## Start

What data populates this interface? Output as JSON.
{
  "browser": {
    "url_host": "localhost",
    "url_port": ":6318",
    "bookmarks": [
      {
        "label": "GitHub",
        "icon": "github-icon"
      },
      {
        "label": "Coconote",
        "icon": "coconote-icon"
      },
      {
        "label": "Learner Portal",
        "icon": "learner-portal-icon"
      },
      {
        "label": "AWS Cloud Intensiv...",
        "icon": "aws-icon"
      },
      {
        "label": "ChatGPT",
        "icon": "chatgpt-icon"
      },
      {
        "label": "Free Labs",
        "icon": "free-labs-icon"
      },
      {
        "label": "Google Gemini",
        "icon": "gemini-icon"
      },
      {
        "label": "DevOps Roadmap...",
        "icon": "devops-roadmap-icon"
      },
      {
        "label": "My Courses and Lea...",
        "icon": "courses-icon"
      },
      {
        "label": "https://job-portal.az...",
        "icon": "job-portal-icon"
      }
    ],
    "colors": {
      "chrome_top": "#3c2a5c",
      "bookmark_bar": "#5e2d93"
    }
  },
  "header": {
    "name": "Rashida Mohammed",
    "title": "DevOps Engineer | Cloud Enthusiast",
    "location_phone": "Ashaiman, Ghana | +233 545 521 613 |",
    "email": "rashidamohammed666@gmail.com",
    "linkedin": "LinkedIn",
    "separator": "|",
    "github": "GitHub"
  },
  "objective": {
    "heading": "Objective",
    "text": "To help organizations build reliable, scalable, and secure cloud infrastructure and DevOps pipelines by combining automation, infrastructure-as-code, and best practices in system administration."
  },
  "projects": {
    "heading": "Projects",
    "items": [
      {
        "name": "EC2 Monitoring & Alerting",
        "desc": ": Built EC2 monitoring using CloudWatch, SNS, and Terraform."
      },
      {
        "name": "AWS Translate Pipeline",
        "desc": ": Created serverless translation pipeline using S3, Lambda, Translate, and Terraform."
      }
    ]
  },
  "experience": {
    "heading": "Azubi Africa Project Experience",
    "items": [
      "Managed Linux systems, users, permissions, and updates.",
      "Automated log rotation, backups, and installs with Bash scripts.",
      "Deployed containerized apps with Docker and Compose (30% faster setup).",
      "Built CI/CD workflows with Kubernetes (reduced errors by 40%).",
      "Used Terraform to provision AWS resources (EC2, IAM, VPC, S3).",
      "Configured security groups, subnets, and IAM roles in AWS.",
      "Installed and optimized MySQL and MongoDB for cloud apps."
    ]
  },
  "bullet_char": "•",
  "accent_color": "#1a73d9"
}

## End

**To do:**
Note each line of the entries that has "using" in it, and copy those lines.

**Task solution:**
        "desc": ": Built EC2 monitoring using CloudWatch, SNS, and Terraform."
        "desc": ": Created serverless translation pipeline using S3, Lambda, Translate, and Terraform."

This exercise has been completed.